WHAT TO DO: Go through the listing below and list every line with "document".

==*==

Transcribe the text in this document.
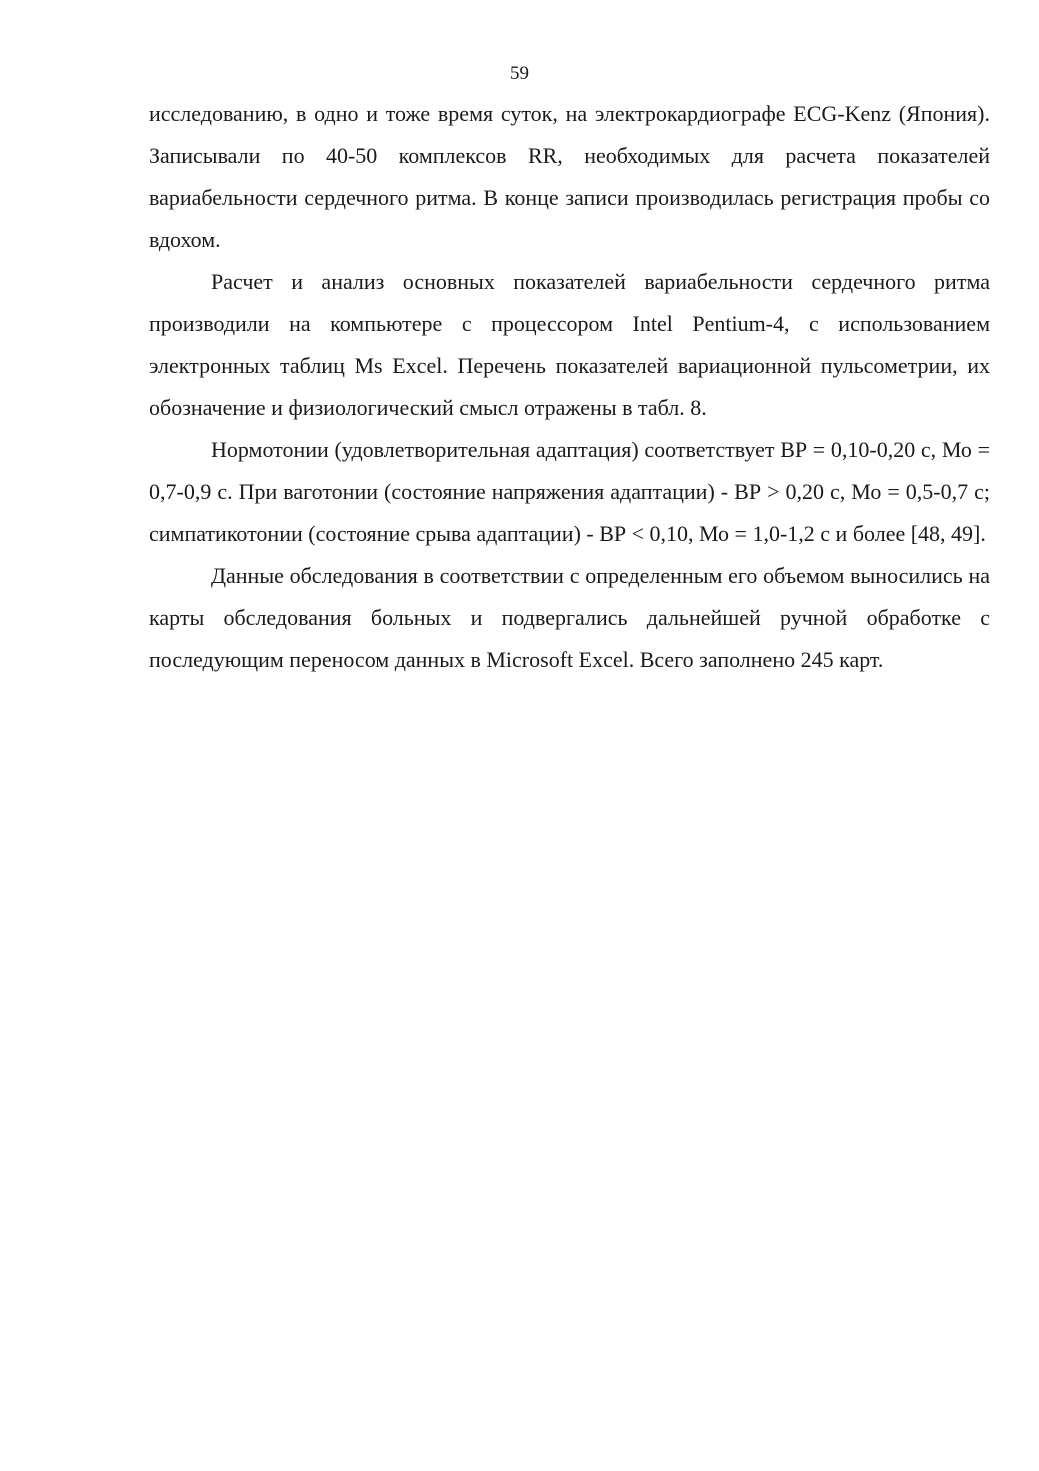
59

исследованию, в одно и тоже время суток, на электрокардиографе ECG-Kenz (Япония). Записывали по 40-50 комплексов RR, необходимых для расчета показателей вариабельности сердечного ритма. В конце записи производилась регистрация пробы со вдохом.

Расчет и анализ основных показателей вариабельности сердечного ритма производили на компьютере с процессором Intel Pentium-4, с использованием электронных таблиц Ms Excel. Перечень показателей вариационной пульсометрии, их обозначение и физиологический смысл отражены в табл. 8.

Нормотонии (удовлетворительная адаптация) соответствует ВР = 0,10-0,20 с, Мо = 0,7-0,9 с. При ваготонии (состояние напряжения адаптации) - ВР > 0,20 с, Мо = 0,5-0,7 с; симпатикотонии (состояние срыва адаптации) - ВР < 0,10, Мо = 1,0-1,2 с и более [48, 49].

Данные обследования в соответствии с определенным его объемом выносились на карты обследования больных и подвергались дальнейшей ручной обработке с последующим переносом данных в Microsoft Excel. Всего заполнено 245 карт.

==*==

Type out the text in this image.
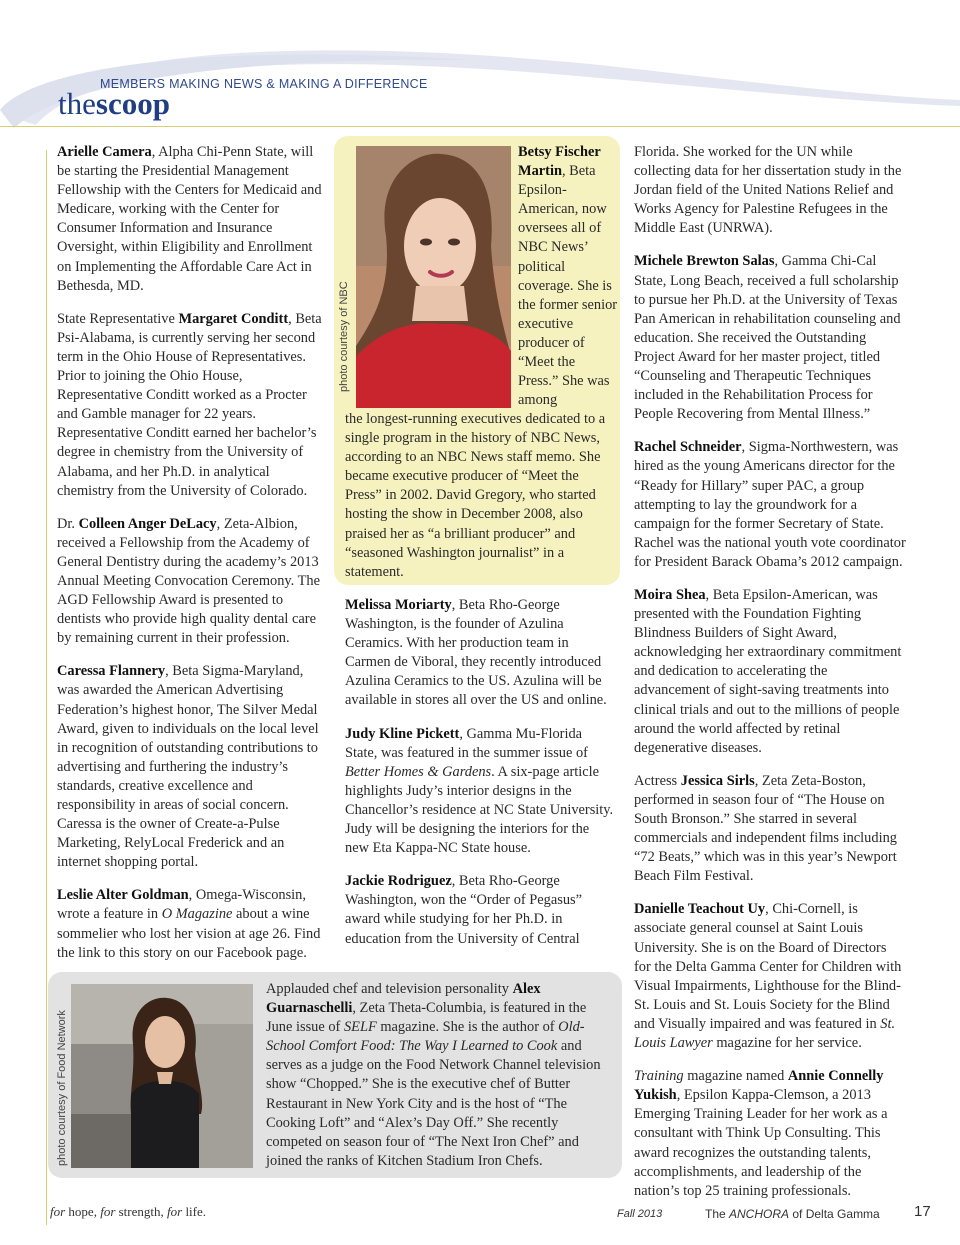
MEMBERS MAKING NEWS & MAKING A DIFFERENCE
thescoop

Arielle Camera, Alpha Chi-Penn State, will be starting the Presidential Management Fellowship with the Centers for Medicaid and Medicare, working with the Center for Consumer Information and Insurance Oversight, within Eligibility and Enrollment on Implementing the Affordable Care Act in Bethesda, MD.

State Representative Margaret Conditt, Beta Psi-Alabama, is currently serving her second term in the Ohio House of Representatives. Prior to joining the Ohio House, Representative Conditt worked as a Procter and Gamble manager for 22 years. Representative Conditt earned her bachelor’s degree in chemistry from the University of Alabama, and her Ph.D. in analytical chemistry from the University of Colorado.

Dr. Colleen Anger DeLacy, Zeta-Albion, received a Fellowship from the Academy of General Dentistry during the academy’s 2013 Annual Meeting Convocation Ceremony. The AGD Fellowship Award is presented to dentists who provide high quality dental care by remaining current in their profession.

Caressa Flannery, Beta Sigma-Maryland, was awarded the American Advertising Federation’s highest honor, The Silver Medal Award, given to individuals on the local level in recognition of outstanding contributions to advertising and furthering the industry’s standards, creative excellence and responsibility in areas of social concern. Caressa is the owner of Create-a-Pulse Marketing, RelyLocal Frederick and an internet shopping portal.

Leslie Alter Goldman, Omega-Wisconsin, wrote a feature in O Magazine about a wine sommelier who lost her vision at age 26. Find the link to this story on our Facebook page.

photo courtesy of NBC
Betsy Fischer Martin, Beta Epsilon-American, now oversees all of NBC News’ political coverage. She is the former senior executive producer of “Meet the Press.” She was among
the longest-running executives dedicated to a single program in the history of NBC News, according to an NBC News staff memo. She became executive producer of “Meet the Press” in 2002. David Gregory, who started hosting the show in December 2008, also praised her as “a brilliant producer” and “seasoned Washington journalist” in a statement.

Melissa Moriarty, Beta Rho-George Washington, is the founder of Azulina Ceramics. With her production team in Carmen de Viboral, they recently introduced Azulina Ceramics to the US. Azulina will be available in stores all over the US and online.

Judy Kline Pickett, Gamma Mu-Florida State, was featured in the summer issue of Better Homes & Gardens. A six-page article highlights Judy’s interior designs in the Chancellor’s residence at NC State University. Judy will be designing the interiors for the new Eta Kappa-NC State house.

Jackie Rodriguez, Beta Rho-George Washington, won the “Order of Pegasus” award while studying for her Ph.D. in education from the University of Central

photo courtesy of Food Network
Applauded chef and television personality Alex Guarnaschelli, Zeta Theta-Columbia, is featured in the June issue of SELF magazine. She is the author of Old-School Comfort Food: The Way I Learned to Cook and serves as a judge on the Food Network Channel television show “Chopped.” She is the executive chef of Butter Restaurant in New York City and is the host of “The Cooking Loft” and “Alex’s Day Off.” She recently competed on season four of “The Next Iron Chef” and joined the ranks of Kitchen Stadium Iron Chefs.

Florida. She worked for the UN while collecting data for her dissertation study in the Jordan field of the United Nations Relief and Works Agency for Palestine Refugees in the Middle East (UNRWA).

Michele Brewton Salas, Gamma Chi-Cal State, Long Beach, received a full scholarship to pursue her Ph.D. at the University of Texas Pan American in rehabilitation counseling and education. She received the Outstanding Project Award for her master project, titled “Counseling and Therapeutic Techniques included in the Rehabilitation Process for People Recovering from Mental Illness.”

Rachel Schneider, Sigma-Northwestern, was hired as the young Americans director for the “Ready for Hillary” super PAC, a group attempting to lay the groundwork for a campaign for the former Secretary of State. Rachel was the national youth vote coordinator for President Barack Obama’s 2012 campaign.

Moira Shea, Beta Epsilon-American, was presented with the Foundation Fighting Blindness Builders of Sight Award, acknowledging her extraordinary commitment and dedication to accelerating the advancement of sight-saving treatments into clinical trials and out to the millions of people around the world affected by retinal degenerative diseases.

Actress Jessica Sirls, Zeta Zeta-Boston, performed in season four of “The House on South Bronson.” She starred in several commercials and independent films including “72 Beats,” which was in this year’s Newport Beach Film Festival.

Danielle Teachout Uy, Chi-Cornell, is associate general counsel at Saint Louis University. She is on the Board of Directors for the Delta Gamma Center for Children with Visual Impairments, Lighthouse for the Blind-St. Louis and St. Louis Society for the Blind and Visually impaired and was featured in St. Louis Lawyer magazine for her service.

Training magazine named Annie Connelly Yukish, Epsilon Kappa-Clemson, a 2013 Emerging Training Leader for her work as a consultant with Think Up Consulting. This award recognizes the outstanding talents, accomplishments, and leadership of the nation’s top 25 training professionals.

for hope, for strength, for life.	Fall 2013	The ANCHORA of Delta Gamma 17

==*==

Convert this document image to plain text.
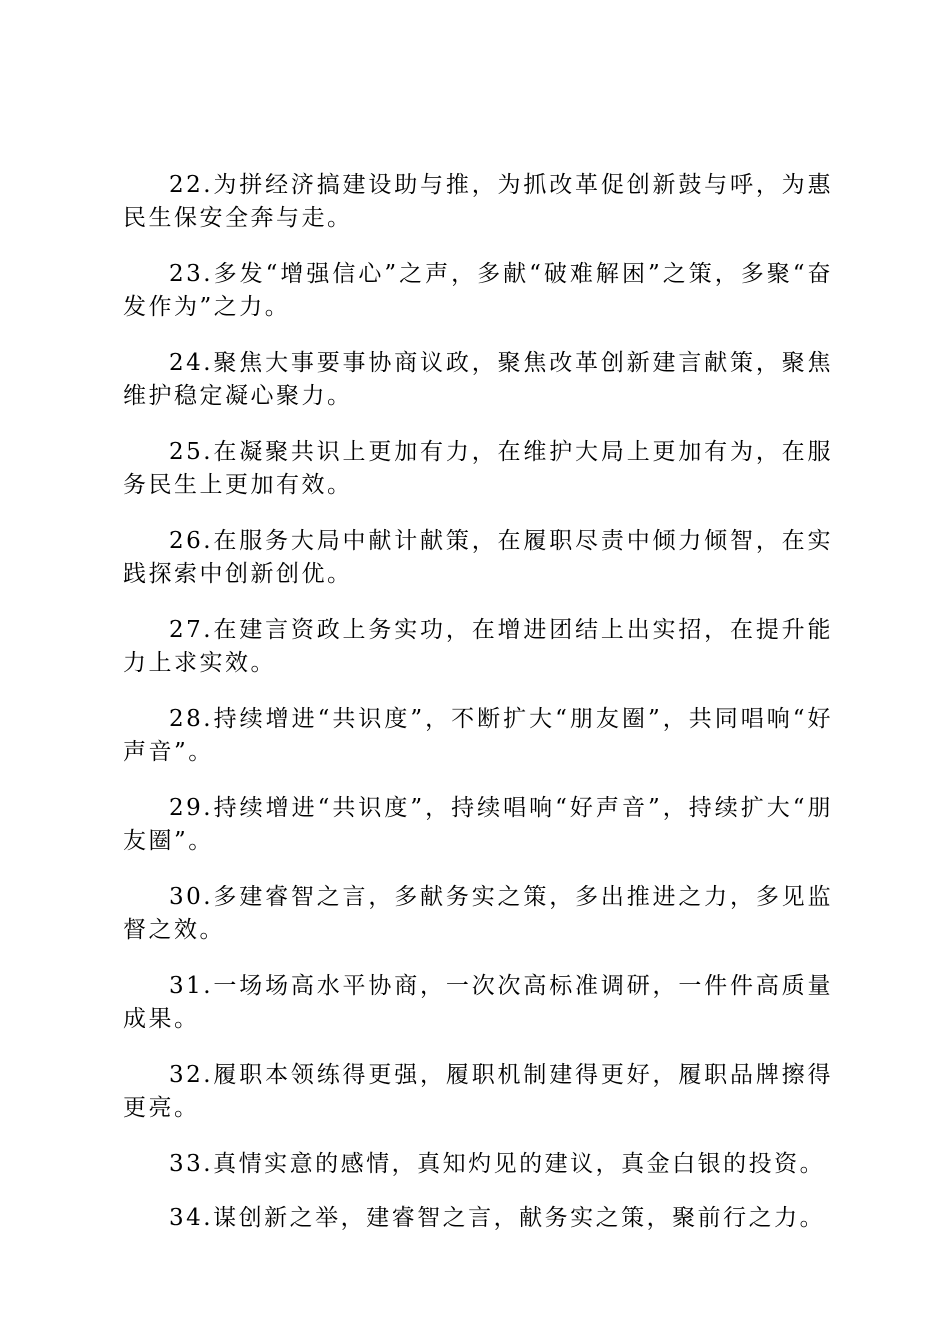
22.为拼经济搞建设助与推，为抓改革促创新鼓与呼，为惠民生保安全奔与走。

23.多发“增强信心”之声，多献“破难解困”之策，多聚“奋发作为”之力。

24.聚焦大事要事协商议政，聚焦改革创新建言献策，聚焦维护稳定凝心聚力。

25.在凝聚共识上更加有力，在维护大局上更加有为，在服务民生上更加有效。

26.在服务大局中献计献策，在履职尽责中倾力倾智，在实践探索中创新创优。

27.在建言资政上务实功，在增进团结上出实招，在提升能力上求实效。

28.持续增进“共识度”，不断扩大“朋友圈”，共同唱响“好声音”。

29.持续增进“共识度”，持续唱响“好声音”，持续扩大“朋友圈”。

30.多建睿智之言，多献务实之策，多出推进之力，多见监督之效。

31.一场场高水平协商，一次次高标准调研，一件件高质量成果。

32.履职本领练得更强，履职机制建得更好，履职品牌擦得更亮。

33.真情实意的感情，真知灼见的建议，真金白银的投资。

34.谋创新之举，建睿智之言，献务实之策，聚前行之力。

==*==

WRITTEN ANSWER:
Transcribe the text in this document.
Convert this document image to plain text.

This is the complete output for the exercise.